> **What you have to do**: Pull out every line containing the string "common".

> **Records for processing**:
:::

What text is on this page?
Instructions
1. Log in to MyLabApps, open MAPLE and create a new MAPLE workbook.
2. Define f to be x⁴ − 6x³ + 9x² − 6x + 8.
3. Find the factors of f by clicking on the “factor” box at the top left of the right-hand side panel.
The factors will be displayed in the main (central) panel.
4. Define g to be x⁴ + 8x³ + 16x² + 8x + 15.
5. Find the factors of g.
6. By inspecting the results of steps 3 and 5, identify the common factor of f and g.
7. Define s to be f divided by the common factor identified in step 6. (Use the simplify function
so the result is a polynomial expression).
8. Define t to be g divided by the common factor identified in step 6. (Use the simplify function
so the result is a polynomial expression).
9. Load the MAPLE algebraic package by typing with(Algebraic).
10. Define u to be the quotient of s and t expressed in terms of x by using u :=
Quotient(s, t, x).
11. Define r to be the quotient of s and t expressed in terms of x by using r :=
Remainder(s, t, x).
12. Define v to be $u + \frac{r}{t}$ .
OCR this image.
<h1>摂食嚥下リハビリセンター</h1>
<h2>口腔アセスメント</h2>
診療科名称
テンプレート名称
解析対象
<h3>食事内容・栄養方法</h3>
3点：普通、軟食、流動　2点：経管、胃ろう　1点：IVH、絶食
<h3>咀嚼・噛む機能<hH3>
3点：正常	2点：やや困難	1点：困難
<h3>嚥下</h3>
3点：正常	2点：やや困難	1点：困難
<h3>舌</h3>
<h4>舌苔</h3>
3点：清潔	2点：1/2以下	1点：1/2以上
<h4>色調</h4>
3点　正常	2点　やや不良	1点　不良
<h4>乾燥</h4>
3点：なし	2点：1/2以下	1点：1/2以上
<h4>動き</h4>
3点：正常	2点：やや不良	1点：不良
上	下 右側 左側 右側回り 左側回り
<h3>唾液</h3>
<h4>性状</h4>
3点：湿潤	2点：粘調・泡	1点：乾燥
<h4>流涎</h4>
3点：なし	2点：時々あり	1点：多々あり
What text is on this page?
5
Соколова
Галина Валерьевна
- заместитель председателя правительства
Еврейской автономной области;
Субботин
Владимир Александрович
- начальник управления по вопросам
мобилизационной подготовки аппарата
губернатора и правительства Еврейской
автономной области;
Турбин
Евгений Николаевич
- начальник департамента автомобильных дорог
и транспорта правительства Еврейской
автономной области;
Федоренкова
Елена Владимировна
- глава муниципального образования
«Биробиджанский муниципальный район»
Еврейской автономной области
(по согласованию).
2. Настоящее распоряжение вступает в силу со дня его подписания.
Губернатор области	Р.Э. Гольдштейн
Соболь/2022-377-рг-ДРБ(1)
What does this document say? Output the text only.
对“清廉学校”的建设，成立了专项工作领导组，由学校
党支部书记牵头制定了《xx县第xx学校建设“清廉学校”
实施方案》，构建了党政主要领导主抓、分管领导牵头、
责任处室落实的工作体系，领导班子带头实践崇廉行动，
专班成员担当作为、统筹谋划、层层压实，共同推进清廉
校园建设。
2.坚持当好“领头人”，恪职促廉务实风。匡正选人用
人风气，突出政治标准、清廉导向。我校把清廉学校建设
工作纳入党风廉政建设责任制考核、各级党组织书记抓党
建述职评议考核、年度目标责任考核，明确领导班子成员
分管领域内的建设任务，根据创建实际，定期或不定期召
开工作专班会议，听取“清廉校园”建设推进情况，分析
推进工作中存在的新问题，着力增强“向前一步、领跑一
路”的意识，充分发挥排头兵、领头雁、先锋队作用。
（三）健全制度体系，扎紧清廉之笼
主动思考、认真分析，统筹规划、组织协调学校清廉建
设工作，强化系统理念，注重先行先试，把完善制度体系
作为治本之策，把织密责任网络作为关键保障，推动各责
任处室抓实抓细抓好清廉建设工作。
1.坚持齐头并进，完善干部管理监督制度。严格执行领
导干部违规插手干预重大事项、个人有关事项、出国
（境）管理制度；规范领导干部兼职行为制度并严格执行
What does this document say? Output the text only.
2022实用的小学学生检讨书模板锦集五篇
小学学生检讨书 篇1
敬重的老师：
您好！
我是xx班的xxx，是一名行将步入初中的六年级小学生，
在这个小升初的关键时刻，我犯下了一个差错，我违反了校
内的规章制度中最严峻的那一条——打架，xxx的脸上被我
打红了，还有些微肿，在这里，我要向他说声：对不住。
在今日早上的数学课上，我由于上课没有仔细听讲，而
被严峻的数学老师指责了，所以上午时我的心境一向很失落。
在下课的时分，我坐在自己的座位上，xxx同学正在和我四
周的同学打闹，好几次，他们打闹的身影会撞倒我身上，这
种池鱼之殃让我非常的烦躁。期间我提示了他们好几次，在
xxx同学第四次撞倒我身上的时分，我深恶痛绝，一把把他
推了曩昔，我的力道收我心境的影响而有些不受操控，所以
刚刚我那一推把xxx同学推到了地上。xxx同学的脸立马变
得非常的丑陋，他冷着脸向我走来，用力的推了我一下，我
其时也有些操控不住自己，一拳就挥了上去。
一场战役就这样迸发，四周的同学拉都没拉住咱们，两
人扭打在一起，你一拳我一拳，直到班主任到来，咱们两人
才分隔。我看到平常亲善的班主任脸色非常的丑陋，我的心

:::

> **Response**:
6. By inspecting the results of steps 3 and 5, identify the common factor of f and g.
7. Define s to be f divided by the common factor identified in step 6. (Use the simplify function
8. Define t to be g divided by the common factor identified in step 6. (Use the simplify function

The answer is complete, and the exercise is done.